Items listed in a dataset:
------------------------------------------------

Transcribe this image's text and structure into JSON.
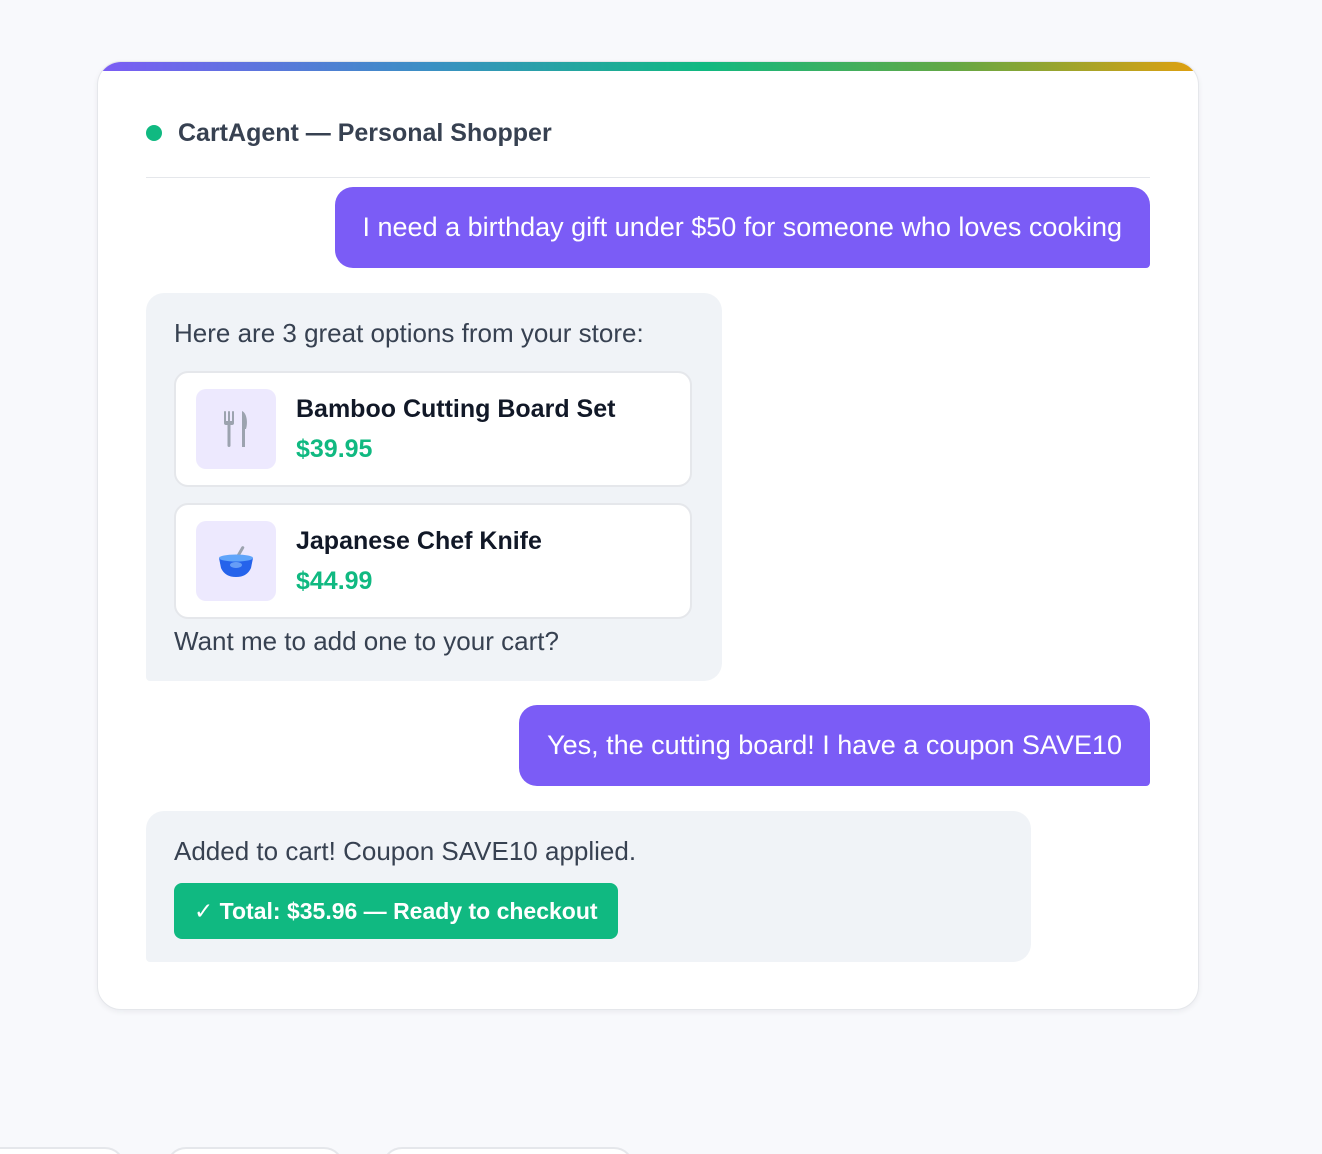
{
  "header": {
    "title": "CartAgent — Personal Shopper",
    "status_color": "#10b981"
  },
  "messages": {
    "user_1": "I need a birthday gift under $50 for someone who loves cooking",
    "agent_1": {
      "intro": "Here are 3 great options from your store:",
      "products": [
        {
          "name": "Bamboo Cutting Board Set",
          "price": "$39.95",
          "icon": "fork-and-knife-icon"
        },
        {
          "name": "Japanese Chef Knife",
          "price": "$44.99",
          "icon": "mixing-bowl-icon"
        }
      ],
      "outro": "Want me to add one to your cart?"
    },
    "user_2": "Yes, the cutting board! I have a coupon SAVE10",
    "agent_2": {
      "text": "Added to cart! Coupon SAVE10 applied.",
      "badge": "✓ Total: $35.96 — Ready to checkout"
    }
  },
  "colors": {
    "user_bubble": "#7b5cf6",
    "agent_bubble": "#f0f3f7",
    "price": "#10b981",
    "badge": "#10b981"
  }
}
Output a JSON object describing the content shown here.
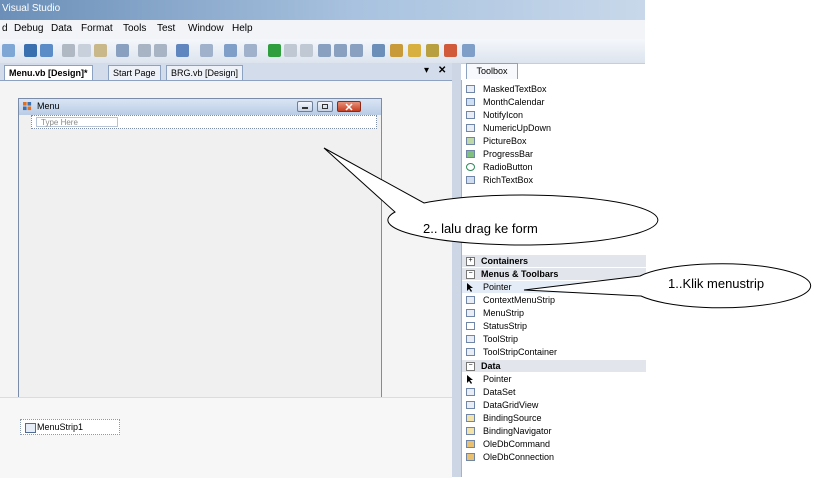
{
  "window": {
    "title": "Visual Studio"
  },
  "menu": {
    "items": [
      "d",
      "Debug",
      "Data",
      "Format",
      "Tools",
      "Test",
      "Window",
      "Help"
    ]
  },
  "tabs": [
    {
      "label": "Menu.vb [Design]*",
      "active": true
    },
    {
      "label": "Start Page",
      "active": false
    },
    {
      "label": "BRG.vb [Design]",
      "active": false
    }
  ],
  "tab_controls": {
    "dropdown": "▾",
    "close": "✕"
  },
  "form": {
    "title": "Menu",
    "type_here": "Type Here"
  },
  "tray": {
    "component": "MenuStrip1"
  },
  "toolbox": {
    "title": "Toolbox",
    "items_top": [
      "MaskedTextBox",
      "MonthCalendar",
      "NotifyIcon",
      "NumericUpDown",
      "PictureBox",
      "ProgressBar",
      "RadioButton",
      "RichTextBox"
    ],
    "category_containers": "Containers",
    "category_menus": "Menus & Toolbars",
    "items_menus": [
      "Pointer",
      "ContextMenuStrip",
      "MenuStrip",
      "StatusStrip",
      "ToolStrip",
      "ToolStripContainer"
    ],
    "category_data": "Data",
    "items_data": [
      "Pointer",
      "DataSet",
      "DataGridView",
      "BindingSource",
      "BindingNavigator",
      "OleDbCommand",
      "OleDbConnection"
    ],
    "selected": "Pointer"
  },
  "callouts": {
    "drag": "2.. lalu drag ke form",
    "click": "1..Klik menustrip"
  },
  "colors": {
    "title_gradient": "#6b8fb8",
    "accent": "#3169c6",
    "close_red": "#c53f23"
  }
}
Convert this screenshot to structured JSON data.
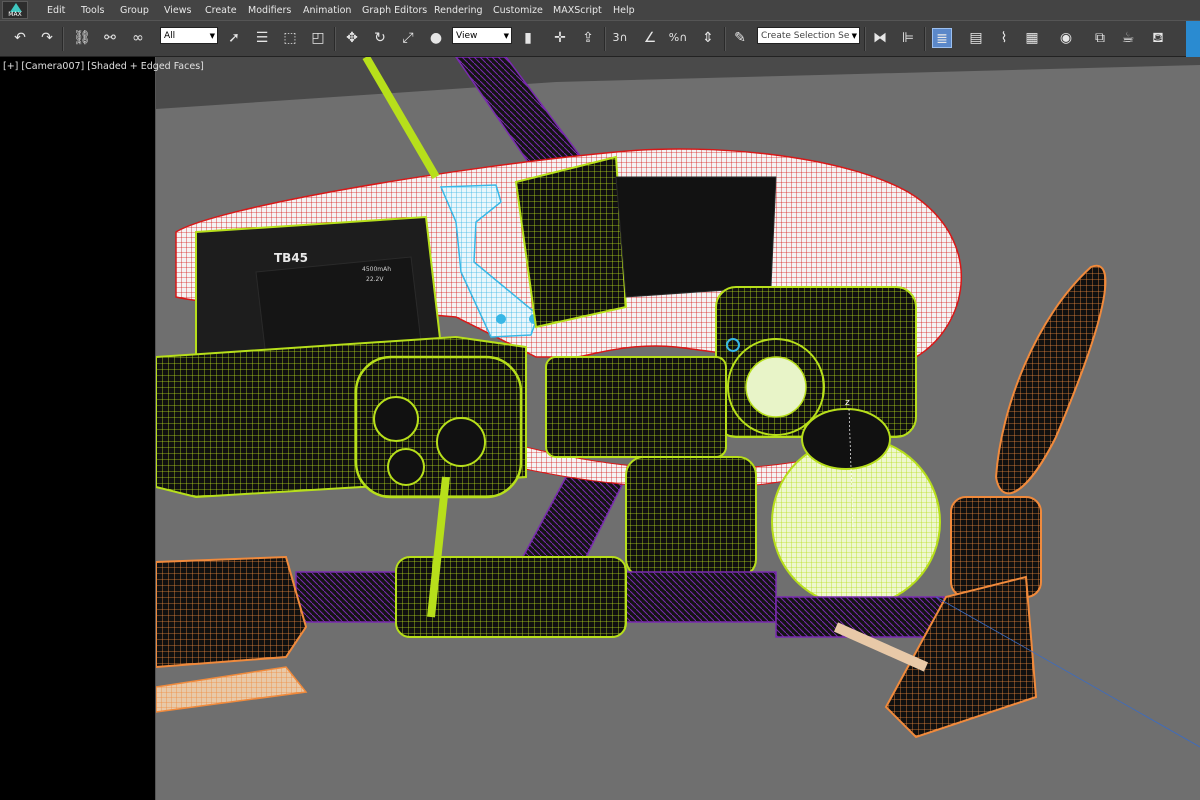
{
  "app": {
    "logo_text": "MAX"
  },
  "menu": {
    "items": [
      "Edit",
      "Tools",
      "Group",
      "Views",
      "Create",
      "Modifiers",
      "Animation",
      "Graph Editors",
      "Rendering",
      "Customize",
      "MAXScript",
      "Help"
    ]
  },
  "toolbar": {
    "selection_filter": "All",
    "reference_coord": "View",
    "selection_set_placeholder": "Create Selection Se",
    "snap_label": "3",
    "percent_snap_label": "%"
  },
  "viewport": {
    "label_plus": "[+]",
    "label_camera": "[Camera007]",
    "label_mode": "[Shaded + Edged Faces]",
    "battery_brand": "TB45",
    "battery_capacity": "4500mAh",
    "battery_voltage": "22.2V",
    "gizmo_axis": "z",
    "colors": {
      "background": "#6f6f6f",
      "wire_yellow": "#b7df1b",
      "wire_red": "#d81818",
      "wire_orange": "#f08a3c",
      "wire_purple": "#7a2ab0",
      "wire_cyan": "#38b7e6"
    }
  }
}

------------------------------------------------

GOAL: Using the listing above, list every line in which the string "JSON" occurs.

EXERCISE OUTPUT:
Transcribe this image's text and structure into JSON.
Output a JSON object describing the content shown here.
Convert this screenshot to structured JSON data.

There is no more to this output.